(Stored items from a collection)
━━━━━━━━━━━━━━━━

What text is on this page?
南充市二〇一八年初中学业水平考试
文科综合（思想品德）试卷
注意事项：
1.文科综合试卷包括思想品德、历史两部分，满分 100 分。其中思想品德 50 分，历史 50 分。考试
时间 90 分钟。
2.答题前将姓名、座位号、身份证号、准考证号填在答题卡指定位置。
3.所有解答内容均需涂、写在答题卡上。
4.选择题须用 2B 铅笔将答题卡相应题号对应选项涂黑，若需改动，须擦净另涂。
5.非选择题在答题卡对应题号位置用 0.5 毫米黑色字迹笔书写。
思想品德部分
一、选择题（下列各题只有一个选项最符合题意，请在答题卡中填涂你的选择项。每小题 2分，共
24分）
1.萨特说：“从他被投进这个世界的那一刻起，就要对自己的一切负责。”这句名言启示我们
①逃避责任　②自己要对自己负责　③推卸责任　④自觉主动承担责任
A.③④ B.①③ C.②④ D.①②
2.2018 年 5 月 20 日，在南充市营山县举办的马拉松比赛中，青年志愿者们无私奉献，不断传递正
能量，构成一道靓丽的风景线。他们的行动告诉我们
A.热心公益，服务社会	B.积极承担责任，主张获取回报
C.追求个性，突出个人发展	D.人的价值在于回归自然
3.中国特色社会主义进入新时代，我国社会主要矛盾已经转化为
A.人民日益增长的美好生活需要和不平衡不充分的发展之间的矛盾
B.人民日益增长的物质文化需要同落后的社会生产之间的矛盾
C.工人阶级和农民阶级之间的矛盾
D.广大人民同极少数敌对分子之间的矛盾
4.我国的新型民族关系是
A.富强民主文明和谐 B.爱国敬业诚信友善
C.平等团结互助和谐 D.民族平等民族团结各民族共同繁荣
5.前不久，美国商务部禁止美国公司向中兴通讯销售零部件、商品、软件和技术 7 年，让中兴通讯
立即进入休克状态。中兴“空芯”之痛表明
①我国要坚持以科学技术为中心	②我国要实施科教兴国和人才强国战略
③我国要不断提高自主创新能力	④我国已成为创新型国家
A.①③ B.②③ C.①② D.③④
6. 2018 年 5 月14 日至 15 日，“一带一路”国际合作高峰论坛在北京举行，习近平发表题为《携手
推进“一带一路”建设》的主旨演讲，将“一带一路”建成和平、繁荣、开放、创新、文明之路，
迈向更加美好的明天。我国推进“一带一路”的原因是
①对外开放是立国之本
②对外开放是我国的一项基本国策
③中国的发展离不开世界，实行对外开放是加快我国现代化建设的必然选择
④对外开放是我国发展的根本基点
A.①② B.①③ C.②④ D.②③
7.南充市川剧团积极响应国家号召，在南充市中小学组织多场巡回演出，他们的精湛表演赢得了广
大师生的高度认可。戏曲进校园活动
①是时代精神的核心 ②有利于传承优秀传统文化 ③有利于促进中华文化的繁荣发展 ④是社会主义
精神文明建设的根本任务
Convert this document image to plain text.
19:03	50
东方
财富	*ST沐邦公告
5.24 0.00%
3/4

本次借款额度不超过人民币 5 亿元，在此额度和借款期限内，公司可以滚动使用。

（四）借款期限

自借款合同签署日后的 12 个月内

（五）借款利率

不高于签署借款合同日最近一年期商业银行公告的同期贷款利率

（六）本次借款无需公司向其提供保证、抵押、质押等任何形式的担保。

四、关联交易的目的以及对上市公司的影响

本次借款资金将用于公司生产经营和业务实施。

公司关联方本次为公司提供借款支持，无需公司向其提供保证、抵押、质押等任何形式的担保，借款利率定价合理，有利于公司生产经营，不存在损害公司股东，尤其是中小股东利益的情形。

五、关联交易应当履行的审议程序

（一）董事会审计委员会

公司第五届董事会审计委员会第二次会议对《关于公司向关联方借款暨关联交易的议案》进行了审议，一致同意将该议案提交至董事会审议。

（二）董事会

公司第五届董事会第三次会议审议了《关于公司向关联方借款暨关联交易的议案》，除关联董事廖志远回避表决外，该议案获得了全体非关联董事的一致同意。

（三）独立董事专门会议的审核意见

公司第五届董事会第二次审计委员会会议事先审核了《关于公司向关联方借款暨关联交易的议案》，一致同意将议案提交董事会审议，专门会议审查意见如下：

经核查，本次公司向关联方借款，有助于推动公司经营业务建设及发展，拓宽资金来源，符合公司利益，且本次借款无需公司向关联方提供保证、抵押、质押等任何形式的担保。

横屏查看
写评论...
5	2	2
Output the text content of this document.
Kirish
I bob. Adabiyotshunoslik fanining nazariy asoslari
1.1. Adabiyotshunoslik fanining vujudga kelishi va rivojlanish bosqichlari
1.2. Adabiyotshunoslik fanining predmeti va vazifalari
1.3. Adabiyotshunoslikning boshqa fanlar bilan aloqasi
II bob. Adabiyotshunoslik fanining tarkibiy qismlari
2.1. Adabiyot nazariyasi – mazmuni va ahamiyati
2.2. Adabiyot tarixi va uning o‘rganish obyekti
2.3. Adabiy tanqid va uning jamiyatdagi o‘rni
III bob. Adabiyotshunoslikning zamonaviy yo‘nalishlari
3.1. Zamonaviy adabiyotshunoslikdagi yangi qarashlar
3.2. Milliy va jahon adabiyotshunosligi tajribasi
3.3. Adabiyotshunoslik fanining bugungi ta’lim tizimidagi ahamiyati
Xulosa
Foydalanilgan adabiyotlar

━━━━━━━━━━━━━━━━

__TO BE DONE__. Copy out the whole listing exactly; please set it all down.

__TASK OUTPUT__.
What text is on this page?
南充市二〇一八年初中学业水平考试
文科综合（思想品德）试卷
注意事项：
1.文科综合试卷包括思想品德、历史两部分，满分 100 分。其中思想品德 50 分，历史 50 分。考试
时间 90 分钟。
2.答题前将姓名、座位号、身份证号、准考证号填在答题卡指定位置。
3.所有解答内容均需涂、写在答题卡上。
4.选择题须用 2B 铅笔将答题卡相应题号对应选项涂黑，若需改动，须擦净另涂。
5.非选择题在答题卡对应题号位置用 0.5 毫米黑色字迹笔书写。
思想品德部分
一、选择题（下列各题只有一个选项最符合题意，请在答题卡中填涂你的选择项。每小题 2分，共
24分）
1.萨特说：“从他被投进这个世界的那一刻起，就要对自己的一切负责。”这句名言启示我们
①逃避责任　②自己要对自己负责　③推卸责任　④自觉主动承担责任
A.③④ B.①③ C.②④ D.①②
2.2018 年 5 月 20 日，在南充市营山县举办的马拉松比赛中，青年志愿者们无私奉献，不断传递正
能量，构成一道靓丽的风景线。他们的行动告诉我们
A.热心公益，服务社会	B.积极承担责任，主张获取回报
C.追求个性，突出个人发展	D.人的价值在于回归自然
3.中国特色社会主义进入新时代，我国社会主要矛盾已经转化为
A.人民日益增长的美好生活需要和不平衡不充分的发展之间的矛盾
B.人民日益增长的物质文化需要同落后的社会生产之间的矛盾
C.工人阶级和农民阶级之间的矛盾
D.广大人民同极少数敌对分子之间的矛盾
4.我国的新型民族关系是
A.富强民主文明和谐 B.爱国敬业诚信友善
C.平等团结互助和谐 D.民族平等民族团结各民族共同繁荣
5.前不久，美国商务部禁止美国公司向中兴通讯销售零部件、商品、软件和技术 7 年，让中兴通讯
立即进入休克状态。中兴“空芯”之痛表明
①我国要坚持以科学技术为中心	②我国要实施科教兴国和人才强国战略
③我国要不断提高自主创新能力	④我国已成为创新型国家
A.①③ B.②③ C.①② D.③④
6. 2018 年 5 月14 日至 15 日，“一带一路”国际合作高峰论坛在北京举行，习近平发表题为《携手
推进“一带一路”建设》的主旨演讲，将“一带一路”建成和平、繁荣、开放、创新、文明之路，
迈向更加美好的明天。我国推进“一带一路”的原因是
①对外开放是立国之本
②对外开放是我国的一项基本国策
③中国的发展离不开世界，实行对外开放是加快我国现代化建设的必然选择
④对外开放是我国发展的根本基点
A.①② B.①③ C.②④ D.②③
7.南充市川剧团积极响应国家号召，在南充市中小学组织多场巡回演出，他们的精湛表演赢得了广
大师生的高度认可。戏曲进校园活动
①是时代精神的核心 ②有利于传承优秀传统文化 ③有利于促进中华文化的繁荣发展 ④是社会主义
精神文明建设的根本任务
Convert this document image to plain text.
19:03	50
东方
财富	*ST沐邦公告
5.24 0.00%
3/4

本次借款额度不超过人民币 5 亿元，在此额度和借款期限内，公司可以滚动使用。

（四）借款期限

自借款合同签署日后的 12 个月内

（五）借款利率

不高于签署借款合同日最近一年期商业银行公告的同期贷款利率

（六）本次借款无需公司向其提供保证、抵押、质押等任何形式的担保。

四、关联交易的目的以及对上市公司的影响

本次借款资金将用于公司生产经营和业务实施。

公司关联方本次为公司提供借款支持，无需公司向其提供保证、抵押、质押等任何形式的担保，借款利率定价合理，有利于公司生产经营，不存在损害公司股东，尤其是中小股东利益的情形。

五、关联交易应当履行的审议程序

（一）董事会审计委员会

公司第五届董事会审计委员会第二次会议对《关于公司向关联方借款暨关联交易的议案》进行了审议，一致同意将该议案提交至董事会审议。

（二）董事会

公司第五届董事会第三次会议审议了《关于公司向关联方借款暨关联交易的议案》，除关联董事廖志远回避表决外，该议案获得了全体非关联董事的一致同意。

（三）独立董事专门会议的审核意见

公司第五届董事会第二次审计委员会会议事先审核了《关于公司向关联方借款暨关联交易的议案》，一致同意将议案提交董事会审议，专门会议审查意见如下：

经核查，本次公司向关联方借款，有助于推动公司经营业务建设及发展，拓宽资金来源，符合公司利益，且本次借款无需公司向关联方提供保证、抵押、质押等任何形式的担保。

横屏查看
写评论...
5	2	2
Output the text content of this document.
Kirish
I bob. Adabiyotshunoslik fanining nazariy asoslari
1.1. Adabiyotshunoslik fanining vujudga kelishi va rivojlanish bosqichlari
1.2. Adabiyotshunoslik fanining predmeti va vazifalari
1.3. Adabiyotshunoslikning boshqa fanlar bilan aloqasi
II bob. Adabiyotshunoslik fanining tarkibiy qismlari
2.1. Adabiyot nazariyasi – mazmuni va ahamiyati
2.2. Adabiyot tarixi va uning o‘rganish obyekti
2.3. Adabiy tanqid va uning jamiyatdagi o‘rni
III bob. Adabiyotshunoslikning zamonaviy yo‘nalishlari
3.1. Zamonaviy adabiyotshunoslikdagi yangi qarashlar
3.2. Milliy va jahon adabiyotshunosligi tajribasi
3.3. Adabiyotshunoslik fanining bugungi ta’lim tizimidagi ahamiyati
Xulosa
Foydalanilgan adabiyotlar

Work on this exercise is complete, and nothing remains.